(Goal of the exercise)
Copy every entry exactly as given, minus the images.

(Data provided)
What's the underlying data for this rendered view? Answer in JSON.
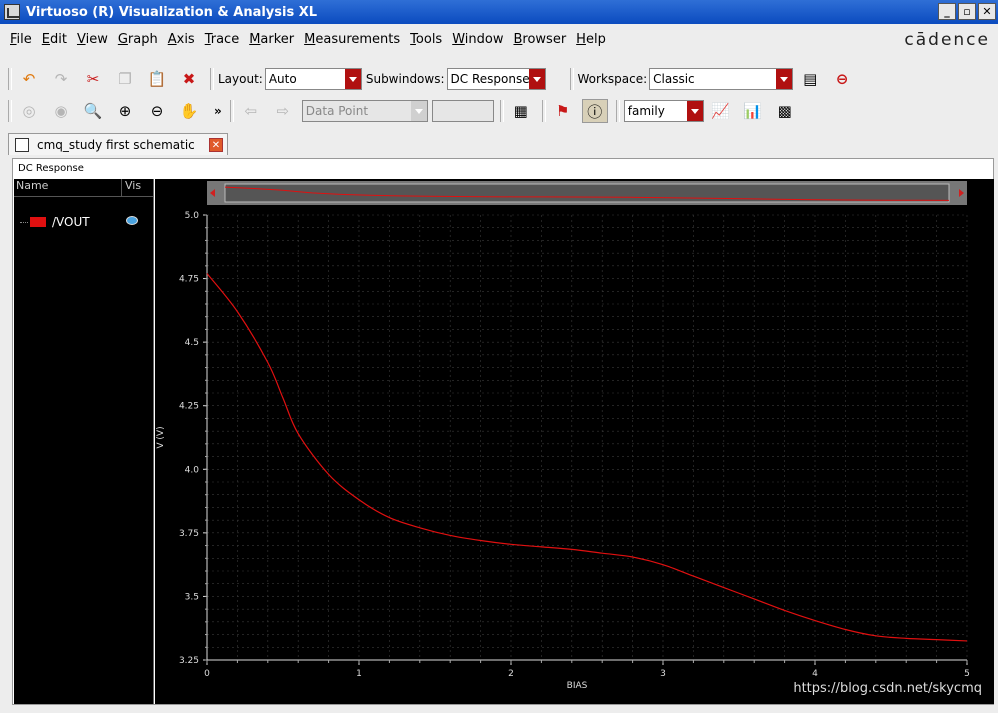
{
  "window": {
    "title": "Virtuoso (R) Visualization & Analysis XL",
    "brand": "cādence"
  },
  "menu": [
    "File",
    "Edit",
    "View",
    "Graph",
    "Axis",
    "Trace",
    "Marker",
    "Measurements",
    "Tools",
    "Window",
    "Browser",
    "Help"
  ],
  "toolbar1": {
    "layout_label": "Layout:",
    "layout_value": "Auto",
    "subwindows_label": "Subwindows:",
    "subwindows_value": "DC Response",
    "workspace_label": "Workspace:",
    "workspace_value": "Classic"
  },
  "toolbar2": {
    "overflow": "»",
    "marker_mode": "Data Point",
    "family_value": "family"
  },
  "tab": {
    "label": "cmq_study first schematic"
  },
  "panel": {
    "title": "DC Response"
  },
  "legend": {
    "col_name": "Name",
    "col_vis": "Vis",
    "trace_name": "/VOUT",
    "trace_color": "#e01010"
  },
  "watermark": "https://blog.csdn.net/skycmq",
  "chart_data": {
    "type": "line",
    "xlabel": "BIAS",
    "ylabel": "V (V)",
    "xlim": [
      0,
      5
    ],
    "ylim": [
      3.25,
      5.0
    ],
    "x_ticks": [
      "0",
      "1",
      "2",
      "3",
      "4",
      "5"
    ],
    "y_ticks": [
      "3.25",
      "3.5",
      "3.75",
      "4.0",
      "4.25",
      "4.5",
      "4.75",
      "5.0"
    ],
    "grid": true,
    "series": [
      {
        "name": "/VOUT",
        "color": "#e01010",
        "x": [
          0,
          0.2,
          0.4,
          0.5,
          0.6,
          0.8,
          1.0,
          1.2,
          1.4,
          1.6,
          1.8,
          2.0,
          2.2,
          2.4,
          2.6,
          2.8,
          3.0,
          3.2,
          3.4,
          3.6,
          3.8,
          4.0,
          4.2,
          4.4,
          4.6,
          4.8,
          5.0
        ],
        "y": [
          4.77,
          4.62,
          4.42,
          4.28,
          4.14,
          3.98,
          3.88,
          3.81,
          3.77,
          3.74,
          3.72,
          3.705,
          3.695,
          3.685,
          3.67,
          3.655,
          3.625,
          3.58,
          3.535,
          3.49,
          3.445,
          3.405,
          3.37,
          3.345,
          3.335,
          3.33,
          3.325
        ]
      }
    ]
  }
}
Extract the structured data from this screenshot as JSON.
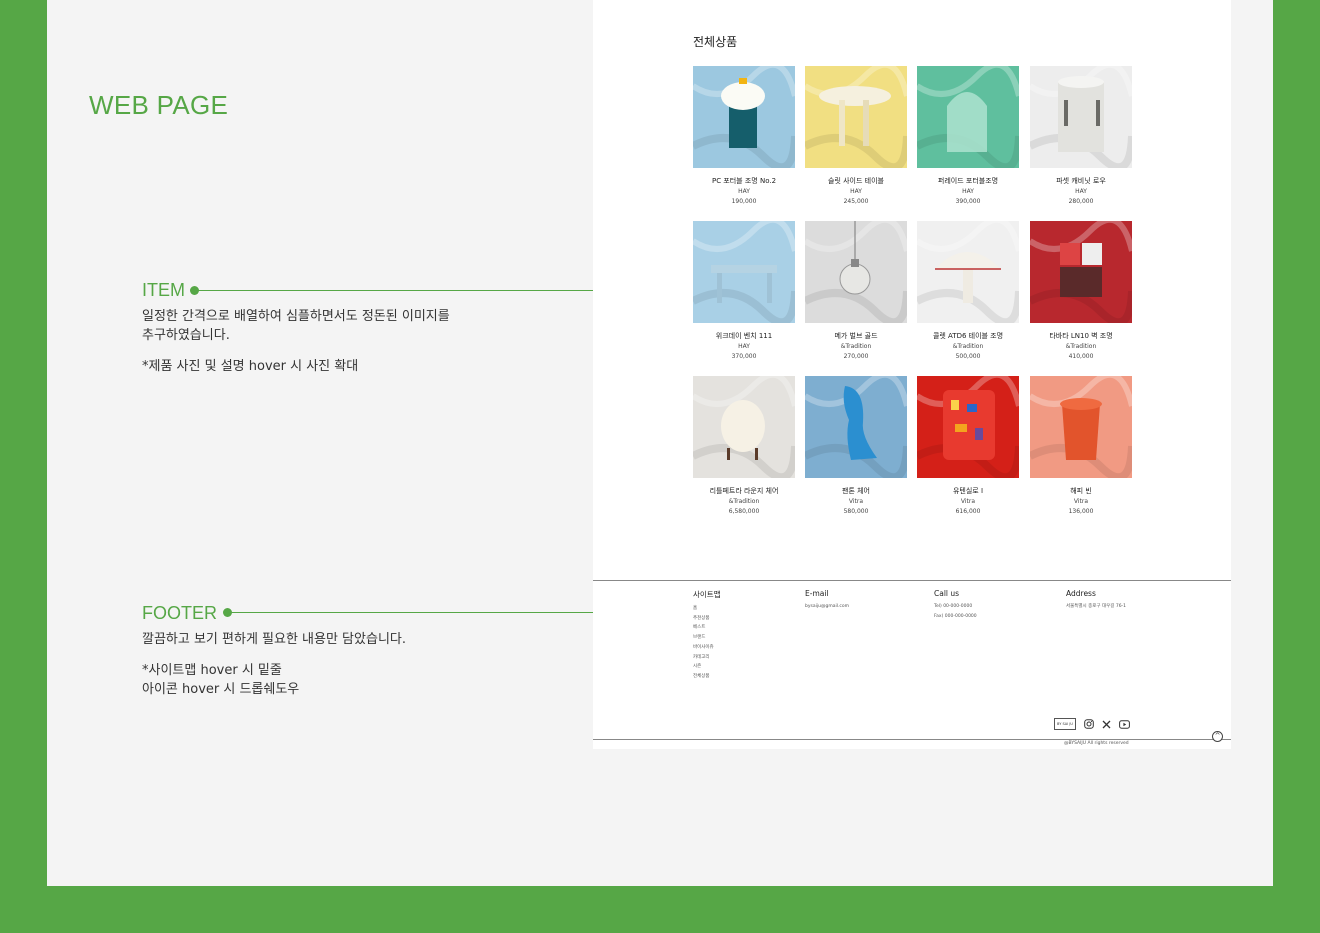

(Task response)
What's the underlying data for this rendered view? Answer in JSON.
{
  "window": {
    "title": "Virtuoso (R) Visualization & Analysis XL",
    "brand": "cādence"
  },
  "menu": [
    "File",
    "Edit",
    "View",
    "Graph",
    "Axis",
    "Trace",
    "Marker",
    "Measurements",
    "Tools",
    "Window",
    "Browser",
    "Help"
  ],
  "toolbar1": {
    "layout_label": "Layout:",
    "layout_value": "Auto",
    "subwindows_label": "Subwindows:",
    "subwindows_value": "DC Response",
    "workspace_label": "Workspace:",
    "workspace_value": "Classic"
  },
  "toolbar2": {
    "overflow": "»",
    "marker_mode": "Data Point",
    "family_value": "family"
  },
  "tab": {
    "label": "cmq_study first schematic"
  },
  "panel": {
    "title": "DC Response"
  },
  "legend": {
    "col_name": "Name",
    "col_vis": "Vis",
    "trace_name": "/VOUT",
    "trace_color": "#e01010"
  },
  "watermark": "https://blog.csdn.net/skycmq",
  "chart_data": {
    "type": "line",
    "xlabel": "BIAS",
    "ylabel": "V (V)",
    "xlim": [
      0,
      5
    ],
    "ylim": [
      3.25,
      5.0
    ],
    "x_ticks": [
      "0",
      "1",
      "2",
      "3",
      "4",
      "5"
    ],
    "y_ticks": [
      "3.25",
      "3.5",
      "3.75",
      "4.0",
      "4.25",
      "4.5",
      "4.75",
      "5.0"
    ],
    "grid": true,
    "series": [
      {
        "name": "/VOUT",
        "color": "#e01010",
        "x": [
          0,
          0.2,
          0.4,
          0.5,
          0.6,
          0.8,
          1.0,
          1.2,
          1.4,
          1.6,
          1.8,
          2.0,
          2.2,
          2.4,
          2.6,
          2.8,
          3.0,
          3.2,
          3.4,
          3.6,
          3.8,
          4.0,
          4.2,
          4.4,
          4.6,
          4.8,
          5.0
        ],
        "y": [
          4.77,
          4.62,
          4.42,
          4.28,
          4.14,
          3.98,
          3.88,
          3.81,
          3.77,
          3.74,
          3.72,
          3.705,
          3.695,
          3.685,
          3.67,
          3.655,
          3.625,
          3.58,
          3.535,
          3.49,
          3.445,
          3.405,
          3.37,
          3.345,
          3.335,
          3.33,
          3.325
        ]
      }
    ]
  }
}
Extract the structured data from this screenshot as JSON.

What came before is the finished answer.